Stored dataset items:
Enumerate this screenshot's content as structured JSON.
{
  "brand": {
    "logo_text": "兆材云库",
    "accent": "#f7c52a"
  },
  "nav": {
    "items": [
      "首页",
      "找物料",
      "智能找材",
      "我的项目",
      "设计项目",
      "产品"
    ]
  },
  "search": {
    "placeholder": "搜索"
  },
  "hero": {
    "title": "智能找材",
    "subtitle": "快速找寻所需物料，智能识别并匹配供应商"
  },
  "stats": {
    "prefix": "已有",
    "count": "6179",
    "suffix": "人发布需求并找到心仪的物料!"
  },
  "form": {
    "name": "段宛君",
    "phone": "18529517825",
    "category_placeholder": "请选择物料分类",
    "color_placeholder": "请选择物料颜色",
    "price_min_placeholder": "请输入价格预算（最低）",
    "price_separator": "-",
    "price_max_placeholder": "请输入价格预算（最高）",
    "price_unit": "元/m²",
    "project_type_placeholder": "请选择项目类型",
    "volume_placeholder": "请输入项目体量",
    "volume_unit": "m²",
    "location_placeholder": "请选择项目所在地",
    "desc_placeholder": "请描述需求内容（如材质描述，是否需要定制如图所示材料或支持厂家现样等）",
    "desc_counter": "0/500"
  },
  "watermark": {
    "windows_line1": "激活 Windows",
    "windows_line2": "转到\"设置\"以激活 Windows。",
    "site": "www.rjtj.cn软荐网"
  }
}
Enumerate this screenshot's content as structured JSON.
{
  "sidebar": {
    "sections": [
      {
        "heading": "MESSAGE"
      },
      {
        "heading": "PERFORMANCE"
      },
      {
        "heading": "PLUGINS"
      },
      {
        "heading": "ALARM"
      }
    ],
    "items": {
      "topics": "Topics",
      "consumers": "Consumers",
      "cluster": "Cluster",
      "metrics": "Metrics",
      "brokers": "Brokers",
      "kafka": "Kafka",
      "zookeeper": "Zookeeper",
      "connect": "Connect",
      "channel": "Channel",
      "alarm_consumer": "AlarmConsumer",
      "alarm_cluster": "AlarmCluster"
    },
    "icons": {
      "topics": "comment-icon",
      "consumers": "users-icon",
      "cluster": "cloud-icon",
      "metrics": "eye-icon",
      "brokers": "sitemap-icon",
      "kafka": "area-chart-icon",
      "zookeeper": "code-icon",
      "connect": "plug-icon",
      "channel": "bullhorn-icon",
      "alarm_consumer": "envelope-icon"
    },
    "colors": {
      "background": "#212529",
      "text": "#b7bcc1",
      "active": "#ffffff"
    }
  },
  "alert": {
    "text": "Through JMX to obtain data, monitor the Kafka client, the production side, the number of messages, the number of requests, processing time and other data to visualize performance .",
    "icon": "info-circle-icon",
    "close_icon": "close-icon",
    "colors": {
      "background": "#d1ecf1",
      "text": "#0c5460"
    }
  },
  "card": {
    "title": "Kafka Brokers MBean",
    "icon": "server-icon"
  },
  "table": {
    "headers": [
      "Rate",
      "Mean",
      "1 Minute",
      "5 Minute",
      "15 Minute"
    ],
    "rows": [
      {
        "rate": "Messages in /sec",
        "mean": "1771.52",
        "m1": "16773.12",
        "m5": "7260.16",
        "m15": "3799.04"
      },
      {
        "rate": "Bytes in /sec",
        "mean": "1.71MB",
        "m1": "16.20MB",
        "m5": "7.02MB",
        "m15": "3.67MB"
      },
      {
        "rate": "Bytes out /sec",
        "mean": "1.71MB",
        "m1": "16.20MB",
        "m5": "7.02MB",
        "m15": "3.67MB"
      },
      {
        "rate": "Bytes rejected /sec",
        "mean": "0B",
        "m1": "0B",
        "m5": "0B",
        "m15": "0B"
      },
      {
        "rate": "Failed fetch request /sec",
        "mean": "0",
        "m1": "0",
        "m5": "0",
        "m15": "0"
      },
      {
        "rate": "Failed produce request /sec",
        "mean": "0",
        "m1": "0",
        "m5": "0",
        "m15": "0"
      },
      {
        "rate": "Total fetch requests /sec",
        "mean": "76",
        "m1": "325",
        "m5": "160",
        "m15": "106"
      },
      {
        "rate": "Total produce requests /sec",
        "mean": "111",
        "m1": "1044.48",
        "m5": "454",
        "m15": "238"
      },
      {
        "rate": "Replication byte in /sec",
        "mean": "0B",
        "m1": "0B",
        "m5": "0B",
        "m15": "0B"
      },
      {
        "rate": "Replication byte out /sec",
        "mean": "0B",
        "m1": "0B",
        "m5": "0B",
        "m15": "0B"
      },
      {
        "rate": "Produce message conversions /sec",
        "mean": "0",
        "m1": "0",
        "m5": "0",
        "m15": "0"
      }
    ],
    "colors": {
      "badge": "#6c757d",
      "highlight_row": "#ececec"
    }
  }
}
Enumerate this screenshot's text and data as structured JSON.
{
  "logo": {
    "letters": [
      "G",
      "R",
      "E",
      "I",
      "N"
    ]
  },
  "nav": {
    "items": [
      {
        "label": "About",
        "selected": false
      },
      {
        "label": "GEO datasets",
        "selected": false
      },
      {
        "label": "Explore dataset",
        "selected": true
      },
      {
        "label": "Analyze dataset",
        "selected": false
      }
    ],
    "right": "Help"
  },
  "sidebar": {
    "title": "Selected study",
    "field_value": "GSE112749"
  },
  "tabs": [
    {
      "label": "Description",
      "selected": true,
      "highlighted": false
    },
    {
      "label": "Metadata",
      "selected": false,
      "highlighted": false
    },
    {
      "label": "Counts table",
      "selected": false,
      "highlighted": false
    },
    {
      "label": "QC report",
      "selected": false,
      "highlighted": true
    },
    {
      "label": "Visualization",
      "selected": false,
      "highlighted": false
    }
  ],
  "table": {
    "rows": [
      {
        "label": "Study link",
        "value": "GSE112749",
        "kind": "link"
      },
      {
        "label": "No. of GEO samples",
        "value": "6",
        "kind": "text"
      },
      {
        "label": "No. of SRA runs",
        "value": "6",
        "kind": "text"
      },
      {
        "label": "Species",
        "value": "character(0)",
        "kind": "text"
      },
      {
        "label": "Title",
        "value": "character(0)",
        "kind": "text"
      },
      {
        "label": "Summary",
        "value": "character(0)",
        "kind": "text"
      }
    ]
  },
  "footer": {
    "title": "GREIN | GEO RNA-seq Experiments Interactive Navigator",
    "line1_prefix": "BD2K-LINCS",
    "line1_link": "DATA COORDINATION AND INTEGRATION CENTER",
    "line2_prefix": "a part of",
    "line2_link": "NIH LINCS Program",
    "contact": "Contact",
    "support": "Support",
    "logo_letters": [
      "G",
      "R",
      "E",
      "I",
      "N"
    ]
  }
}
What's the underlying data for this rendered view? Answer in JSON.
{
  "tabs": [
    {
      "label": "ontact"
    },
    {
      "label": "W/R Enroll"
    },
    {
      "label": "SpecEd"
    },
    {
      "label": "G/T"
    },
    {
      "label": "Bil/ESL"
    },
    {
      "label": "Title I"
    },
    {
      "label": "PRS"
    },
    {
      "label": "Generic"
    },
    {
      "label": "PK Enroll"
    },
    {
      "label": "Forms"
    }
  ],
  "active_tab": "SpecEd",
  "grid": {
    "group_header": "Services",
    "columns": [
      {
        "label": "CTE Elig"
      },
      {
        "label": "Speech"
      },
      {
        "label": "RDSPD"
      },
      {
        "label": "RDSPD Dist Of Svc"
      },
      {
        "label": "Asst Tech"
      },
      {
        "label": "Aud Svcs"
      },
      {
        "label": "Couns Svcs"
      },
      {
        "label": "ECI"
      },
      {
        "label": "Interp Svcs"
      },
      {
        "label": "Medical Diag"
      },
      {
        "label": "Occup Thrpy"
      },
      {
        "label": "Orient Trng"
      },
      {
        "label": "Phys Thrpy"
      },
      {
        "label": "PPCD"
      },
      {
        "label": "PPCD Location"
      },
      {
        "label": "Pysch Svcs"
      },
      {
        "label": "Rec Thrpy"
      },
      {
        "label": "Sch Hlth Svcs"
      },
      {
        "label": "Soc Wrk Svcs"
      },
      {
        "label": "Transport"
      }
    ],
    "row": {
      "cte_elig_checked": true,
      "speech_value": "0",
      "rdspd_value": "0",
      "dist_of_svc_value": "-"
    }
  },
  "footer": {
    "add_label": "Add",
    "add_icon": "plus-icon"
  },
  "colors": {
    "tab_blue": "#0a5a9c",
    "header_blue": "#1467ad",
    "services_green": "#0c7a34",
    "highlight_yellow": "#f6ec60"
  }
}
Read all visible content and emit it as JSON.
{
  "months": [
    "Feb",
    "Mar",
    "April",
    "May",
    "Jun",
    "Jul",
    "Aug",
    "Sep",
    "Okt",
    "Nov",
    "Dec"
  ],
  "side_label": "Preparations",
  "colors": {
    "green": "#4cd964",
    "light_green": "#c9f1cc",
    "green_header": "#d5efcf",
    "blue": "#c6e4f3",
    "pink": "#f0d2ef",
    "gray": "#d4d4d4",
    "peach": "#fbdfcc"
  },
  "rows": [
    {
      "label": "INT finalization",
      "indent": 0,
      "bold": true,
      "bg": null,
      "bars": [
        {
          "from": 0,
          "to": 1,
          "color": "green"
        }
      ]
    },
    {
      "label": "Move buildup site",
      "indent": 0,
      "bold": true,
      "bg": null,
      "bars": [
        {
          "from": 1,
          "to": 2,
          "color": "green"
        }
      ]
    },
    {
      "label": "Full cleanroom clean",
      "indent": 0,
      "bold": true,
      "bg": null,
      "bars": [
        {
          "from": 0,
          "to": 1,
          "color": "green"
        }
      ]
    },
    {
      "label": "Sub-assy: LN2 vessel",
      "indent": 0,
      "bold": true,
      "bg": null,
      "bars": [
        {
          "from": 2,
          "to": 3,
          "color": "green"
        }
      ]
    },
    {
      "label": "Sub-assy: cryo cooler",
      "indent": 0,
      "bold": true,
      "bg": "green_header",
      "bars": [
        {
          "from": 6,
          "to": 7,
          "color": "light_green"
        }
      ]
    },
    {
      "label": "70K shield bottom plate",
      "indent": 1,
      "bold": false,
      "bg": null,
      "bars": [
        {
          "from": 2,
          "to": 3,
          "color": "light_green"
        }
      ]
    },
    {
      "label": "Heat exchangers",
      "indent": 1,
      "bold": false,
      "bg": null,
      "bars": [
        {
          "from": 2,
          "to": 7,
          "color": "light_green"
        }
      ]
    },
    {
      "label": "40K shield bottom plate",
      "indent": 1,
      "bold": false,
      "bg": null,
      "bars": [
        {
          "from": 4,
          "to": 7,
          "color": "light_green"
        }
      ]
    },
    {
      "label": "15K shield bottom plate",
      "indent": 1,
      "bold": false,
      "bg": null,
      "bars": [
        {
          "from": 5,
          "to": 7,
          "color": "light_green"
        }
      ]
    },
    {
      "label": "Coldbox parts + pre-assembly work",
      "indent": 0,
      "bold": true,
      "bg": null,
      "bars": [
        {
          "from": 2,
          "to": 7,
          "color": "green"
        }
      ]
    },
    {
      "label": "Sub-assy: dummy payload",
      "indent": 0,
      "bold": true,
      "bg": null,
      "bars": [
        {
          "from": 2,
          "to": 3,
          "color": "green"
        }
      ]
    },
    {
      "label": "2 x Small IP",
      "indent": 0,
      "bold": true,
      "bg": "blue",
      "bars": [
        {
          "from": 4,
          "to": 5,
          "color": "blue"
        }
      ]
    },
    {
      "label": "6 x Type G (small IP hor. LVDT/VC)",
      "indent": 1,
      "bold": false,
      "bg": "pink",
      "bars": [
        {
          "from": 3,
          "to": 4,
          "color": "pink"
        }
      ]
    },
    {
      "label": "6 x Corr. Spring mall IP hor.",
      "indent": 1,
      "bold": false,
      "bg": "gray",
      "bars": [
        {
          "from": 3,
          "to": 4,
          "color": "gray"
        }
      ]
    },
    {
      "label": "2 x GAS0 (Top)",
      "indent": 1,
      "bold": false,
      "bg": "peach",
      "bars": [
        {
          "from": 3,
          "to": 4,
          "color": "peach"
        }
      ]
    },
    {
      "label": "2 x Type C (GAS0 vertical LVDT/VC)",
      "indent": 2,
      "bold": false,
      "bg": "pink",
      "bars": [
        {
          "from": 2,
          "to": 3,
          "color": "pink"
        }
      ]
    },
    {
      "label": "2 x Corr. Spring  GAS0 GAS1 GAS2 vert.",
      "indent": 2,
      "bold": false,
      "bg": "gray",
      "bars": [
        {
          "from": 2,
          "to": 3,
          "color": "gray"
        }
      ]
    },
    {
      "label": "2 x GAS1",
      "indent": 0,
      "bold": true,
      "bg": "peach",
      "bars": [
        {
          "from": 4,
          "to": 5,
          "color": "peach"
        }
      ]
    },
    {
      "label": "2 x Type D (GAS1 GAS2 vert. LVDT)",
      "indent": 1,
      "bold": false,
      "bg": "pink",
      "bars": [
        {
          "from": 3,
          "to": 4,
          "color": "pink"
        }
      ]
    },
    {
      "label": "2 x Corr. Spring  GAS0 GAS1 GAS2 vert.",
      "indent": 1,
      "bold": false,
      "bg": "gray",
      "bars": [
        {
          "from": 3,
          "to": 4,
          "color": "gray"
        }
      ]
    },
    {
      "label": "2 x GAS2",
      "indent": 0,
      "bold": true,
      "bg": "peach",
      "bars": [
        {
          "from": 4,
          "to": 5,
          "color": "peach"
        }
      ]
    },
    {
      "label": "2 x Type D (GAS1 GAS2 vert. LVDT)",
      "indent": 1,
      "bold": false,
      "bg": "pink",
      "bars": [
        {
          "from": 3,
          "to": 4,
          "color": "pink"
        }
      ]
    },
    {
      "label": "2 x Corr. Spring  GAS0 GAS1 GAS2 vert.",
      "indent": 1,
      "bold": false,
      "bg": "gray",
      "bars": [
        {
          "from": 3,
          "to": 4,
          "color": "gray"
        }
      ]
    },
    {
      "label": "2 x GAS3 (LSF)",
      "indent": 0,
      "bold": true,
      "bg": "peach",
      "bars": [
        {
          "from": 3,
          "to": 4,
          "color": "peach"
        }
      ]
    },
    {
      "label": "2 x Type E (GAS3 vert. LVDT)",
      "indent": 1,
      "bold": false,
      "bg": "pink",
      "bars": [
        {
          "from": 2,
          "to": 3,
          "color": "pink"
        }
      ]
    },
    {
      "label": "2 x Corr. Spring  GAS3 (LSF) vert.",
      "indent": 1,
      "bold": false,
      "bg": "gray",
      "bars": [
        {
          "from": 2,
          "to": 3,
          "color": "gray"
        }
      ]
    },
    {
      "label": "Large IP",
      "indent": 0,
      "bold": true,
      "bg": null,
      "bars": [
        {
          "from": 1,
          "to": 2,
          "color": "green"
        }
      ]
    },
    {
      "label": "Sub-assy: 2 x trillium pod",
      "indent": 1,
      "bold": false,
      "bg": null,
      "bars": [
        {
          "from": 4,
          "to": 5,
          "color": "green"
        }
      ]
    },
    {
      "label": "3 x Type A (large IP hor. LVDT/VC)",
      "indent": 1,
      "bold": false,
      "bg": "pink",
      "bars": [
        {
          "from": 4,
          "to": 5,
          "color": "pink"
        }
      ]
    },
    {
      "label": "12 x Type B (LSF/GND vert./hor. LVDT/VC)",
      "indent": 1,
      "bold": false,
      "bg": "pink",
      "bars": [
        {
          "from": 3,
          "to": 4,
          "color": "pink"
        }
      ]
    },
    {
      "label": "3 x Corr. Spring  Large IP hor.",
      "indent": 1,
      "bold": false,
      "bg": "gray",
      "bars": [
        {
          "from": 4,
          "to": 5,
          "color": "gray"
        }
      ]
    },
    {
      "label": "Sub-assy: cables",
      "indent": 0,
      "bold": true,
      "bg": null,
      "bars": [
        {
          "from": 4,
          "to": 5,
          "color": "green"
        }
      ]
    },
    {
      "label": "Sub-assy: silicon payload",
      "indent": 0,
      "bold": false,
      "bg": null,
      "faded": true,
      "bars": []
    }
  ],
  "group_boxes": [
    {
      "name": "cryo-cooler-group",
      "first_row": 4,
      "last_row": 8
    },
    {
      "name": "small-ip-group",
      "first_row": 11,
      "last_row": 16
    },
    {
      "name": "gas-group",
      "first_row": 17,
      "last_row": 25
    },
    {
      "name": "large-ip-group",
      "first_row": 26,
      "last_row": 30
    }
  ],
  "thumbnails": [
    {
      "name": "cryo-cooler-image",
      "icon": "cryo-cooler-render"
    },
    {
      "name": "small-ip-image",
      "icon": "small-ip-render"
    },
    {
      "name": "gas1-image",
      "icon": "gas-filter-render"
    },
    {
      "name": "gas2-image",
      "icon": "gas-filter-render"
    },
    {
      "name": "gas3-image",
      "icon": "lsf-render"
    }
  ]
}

OBJECTIVE | Single out each line of the records above with the string "heading" in it, and copy it.

EXPECTED ANSWER |
        "heading": "MESSAGE"
        "heading": "PERFORMANCE"
        "heading": "PLUGINS"
        "heading": "ALARM"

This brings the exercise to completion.